— begin —

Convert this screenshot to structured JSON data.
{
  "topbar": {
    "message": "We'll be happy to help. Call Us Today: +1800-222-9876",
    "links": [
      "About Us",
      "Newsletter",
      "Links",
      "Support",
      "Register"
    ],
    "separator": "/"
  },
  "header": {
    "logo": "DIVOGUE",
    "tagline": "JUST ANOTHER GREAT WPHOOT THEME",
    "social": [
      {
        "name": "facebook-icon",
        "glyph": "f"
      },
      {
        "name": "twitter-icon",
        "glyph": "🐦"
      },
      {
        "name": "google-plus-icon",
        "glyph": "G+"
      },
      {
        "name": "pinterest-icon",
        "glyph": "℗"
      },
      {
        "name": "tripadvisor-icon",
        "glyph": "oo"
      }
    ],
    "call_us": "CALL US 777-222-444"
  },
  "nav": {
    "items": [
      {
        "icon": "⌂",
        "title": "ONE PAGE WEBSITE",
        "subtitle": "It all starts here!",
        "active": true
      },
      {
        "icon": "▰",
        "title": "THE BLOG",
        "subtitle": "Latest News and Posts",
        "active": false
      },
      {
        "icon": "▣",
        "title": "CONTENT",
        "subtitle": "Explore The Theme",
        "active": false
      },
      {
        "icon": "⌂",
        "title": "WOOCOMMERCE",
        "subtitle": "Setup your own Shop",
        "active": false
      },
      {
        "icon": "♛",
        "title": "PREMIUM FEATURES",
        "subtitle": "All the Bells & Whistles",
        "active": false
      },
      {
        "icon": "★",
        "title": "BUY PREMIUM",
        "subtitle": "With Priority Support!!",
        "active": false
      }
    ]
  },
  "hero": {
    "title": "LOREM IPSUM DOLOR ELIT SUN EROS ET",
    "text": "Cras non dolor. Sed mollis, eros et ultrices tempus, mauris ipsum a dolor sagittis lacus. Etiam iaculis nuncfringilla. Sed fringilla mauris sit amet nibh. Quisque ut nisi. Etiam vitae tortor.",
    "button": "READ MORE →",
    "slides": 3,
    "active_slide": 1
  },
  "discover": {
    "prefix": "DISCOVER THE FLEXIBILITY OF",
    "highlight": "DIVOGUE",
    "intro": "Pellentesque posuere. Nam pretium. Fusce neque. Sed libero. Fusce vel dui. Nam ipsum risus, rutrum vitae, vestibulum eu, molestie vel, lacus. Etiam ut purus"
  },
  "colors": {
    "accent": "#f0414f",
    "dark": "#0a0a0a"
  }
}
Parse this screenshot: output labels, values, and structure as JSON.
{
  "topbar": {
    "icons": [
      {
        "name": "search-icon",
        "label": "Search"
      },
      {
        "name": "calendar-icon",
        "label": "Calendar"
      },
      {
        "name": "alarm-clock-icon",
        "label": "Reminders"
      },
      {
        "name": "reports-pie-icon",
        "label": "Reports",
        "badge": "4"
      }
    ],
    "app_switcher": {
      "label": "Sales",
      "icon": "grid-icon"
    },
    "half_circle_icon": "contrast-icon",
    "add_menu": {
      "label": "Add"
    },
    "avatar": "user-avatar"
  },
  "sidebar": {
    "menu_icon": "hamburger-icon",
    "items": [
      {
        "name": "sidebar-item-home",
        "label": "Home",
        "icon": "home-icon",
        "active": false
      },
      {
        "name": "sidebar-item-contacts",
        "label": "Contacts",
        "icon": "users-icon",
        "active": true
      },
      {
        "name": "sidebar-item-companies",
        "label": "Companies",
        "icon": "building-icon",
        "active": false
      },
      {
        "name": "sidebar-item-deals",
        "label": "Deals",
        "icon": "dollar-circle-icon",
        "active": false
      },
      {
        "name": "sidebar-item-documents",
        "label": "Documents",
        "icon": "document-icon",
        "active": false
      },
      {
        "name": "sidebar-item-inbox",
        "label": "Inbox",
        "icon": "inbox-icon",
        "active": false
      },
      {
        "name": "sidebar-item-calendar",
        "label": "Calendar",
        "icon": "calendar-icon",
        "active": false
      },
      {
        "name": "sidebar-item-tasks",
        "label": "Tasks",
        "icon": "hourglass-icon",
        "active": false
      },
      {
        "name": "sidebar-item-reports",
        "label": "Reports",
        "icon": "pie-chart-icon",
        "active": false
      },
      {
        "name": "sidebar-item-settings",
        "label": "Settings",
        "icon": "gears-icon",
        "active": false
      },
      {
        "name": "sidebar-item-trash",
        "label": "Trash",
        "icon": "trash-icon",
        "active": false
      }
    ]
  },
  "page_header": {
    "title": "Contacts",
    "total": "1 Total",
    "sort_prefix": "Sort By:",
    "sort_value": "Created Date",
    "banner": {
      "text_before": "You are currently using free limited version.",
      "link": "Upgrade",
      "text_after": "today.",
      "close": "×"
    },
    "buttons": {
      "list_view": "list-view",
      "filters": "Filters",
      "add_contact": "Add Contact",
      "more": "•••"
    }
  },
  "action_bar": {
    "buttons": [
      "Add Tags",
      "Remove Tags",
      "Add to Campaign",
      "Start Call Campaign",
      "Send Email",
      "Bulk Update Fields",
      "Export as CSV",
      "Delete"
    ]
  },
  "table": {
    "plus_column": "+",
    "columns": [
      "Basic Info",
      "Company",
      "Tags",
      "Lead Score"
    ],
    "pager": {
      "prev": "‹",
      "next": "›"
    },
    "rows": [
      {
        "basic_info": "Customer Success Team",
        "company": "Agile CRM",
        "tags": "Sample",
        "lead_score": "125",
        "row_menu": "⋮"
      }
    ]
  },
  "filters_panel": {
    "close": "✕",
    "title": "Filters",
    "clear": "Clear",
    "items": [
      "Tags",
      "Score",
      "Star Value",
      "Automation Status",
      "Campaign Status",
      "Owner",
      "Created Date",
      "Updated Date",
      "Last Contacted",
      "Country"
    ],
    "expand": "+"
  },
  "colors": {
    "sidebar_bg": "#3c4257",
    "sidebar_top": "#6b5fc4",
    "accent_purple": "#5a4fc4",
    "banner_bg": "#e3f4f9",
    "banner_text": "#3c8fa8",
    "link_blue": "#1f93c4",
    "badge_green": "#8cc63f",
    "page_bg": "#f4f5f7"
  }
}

— end —

• **Requirements**: Write out the whole listing again, exactly as it stands.

• **Answer to the exercise**:
Convert this screenshot to structured JSON data.
{
  "topbar": {
    "message": "We'll be happy to help. Call Us Today: +1800-222-9876",
    "links": [
      "About Us",
      "Newsletter",
      "Links",
      "Support",
      "Register"
    ],
    "separator": "/"
  },
  "header": {
    "logo": "DIVOGUE",
    "tagline": "JUST ANOTHER GREAT WPHOOT THEME",
    "social": [
      {
        "name": "facebook-icon",
        "glyph": "f"
      },
      {
        "name": "twitter-icon",
        "glyph": "🐦"
      },
      {
        "name": "google-plus-icon",
        "glyph": "G+"
      },
      {
        "name": "pinterest-icon",
        "glyph": "℗"
      },
      {
        "name": "tripadvisor-icon",
        "glyph": "oo"
      }
    ],
    "call_us": "CALL US 777-222-444"
  },
  "nav": {
    "items": [
      {
        "icon": "⌂",
        "title": "ONE PAGE WEBSITE",
        "subtitle": "It all starts here!",
        "active": true
      },
      {
        "icon": "▰",
        "title": "THE BLOG",
        "subtitle": "Latest News and Posts",
        "active": false
      },
      {
        "icon": "▣",
        "title": "CONTENT",
        "subtitle": "Explore The Theme",
        "active": false
      },
      {
        "icon": "⌂",
        "title": "WOOCOMMERCE",
        "subtitle": "Setup your own Shop",
        "active": false
      },
      {
        "icon": "♛",
        "title": "PREMIUM FEATURES",
        "subtitle": "All the Bells & Whistles",
        "active": false
      },
      {
        "icon": "★",
        "title": "BUY PREMIUM",
        "subtitle": "With Priority Support!!",
        "active": false
      }
    ]
  },
  "hero": {
    "title": "LOREM IPSUM DOLOR ELIT SUN EROS ET",
    "text": "Cras non dolor. Sed mollis, eros et ultrices tempus, mauris ipsum a dolor sagittis lacus. Etiam iaculis nuncfringilla. Sed fringilla mauris sit amet nibh. Quisque ut nisi. Etiam vitae tortor.",
    "button": "READ MORE →",
    "slides": 3,
    "active_slide": 1
  },
  "discover": {
    "prefix": "DISCOVER THE FLEXIBILITY OF",
    "highlight": "DIVOGUE",
    "intro": "Pellentesque posuere. Nam pretium. Fusce neque. Sed libero. Fusce vel dui. Nam ipsum risus, rutrum vitae, vestibulum eu, molestie vel, lacus. Etiam ut purus"
  },
  "colors": {
    "accent": "#f0414f",
    "dark": "#0a0a0a"
  }
}
Parse this screenshot: output labels, values, and structure as JSON.
{
  "topbar": {
    "icons": [
      {
        "name": "search-icon",
        "label": "Search"
      },
      {
        "name": "calendar-icon",
        "label": "Calendar"
      },
      {
        "name": "alarm-clock-icon",
        "label": "Reminders"
      },
      {
        "name": "reports-pie-icon",
        "label": "Reports",
        "badge": "4"
      }
    ],
    "app_switcher": {
      "label": "Sales",
      "icon": "grid-icon"
    },
    "half_circle_icon": "contrast-icon",
    "add_menu": {
      "label": "Add"
    },
    "avatar": "user-avatar"
  },
  "sidebar": {
    "menu_icon": "hamburger-icon",
    "items": [
      {
        "name": "sidebar-item-home",
        "label": "Home",
        "icon": "home-icon",
        "active": false
      },
      {
        "name": "sidebar-item-contacts",
        "label": "Contacts",
        "icon": "users-icon",
        "active": true
      },
      {
        "name": "sidebar-item-companies",
        "label": "Companies",
        "icon": "building-icon",
        "active": false
      },
      {
        "name": "sidebar-item-deals",
        "label": "Deals",
        "icon": "dollar-circle-icon",
        "active": false
      },
      {
        "name": "sidebar-item-documents",
        "label": "Documents",
        "icon": "document-icon",
        "active": false
      },
      {
        "name": "sidebar-item-inbox",
        "label": "Inbox",
        "icon": "inbox-icon",
        "active": false
      },
      {
        "name": "sidebar-item-calendar",
        "label": "Calendar",
        "icon": "calendar-icon",
        "active": false
      },
      {
        "name": "sidebar-item-tasks",
        "label": "Tasks",
        "icon": "hourglass-icon",
        "active": false
      },
      {
        "name": "sidebar-item-reports",
        "label": "Reports",
        "icon": "pie-chart-icon",
        "active": false
      },
      {
        "name": "sidebar-item-settings",
        "label": "Settings",
        "icon": "gears-icon",
        "active": false
      },
      {
        "name": "sidebar-item-trash",
        "label": "Trash",
        "icon": "trash-icon",
        "active": false
      }
    ]
  },
  "page_header": {
    "title": "Contacts",
    "total": "1 Total",
    "sort_prefix": "Sort By:",
    "sort_value": "Created Date",
    "banner": {
      "text_before": "You are currently using free limited version.",
      "link": "Upgrade",
      "text_after": "today.",
      "close": "×"
    },
    "buttons": {
      "list_view": "list-view",
      "filters": "Filters",
      "add_contact": "Add Contact",
      "more": "•••"
    }
  },
  "action_bar": {
    "buttons": [
      "Add Tags",
      "Remove Tags",
      "Add to Campaign",
      "Start Call Campaign",
      "Send Email",
      "Bulk Update Fields",
      "Export as CSV",
      "Delete"
    ]
  },
  "table": {
    "plus_column": "+",
    "columns": [
      "Basic Info",
      "Company",
      "Tags",
      "Lead Score"
    ],
    "pager": {
      "prev": "‹",
      "next": "›"
    },
    "rows": [
      {
        "basic_info": "Customer Success Team",
        "company": "Agile CRM",
        "tags": "Sample",
        "lead_score": "125",
        "row_menu": "⋮"
      }
    ]
  },
  "filters_panel": {
    "close": "✕",
    "title": "Filters",
    "clear": "Clear",
    "items": [
      "Tags",
      "Score",
      "Star Value",
      "Automation Status",
      "Campaign Status",
      "Owner",
      "Created Date",
      "Updated Date",
      "Last Contacted",
      "Country"
    ],
    "expand": "+"
  },
  "colors": {
    "sidebar_bg": "#3c4257",
    "sidebar_top": "#6b5fc4",
    "accent_purple": "#5a4fc4",
    "banner_bg": "#e3f4f9",
    "banner_text": "#3c8fa8",
    "link_blue": "#1f93c4",
    "badge_green": "#8cc63f",
    "page_bg": "#f4f5f7"
  }
}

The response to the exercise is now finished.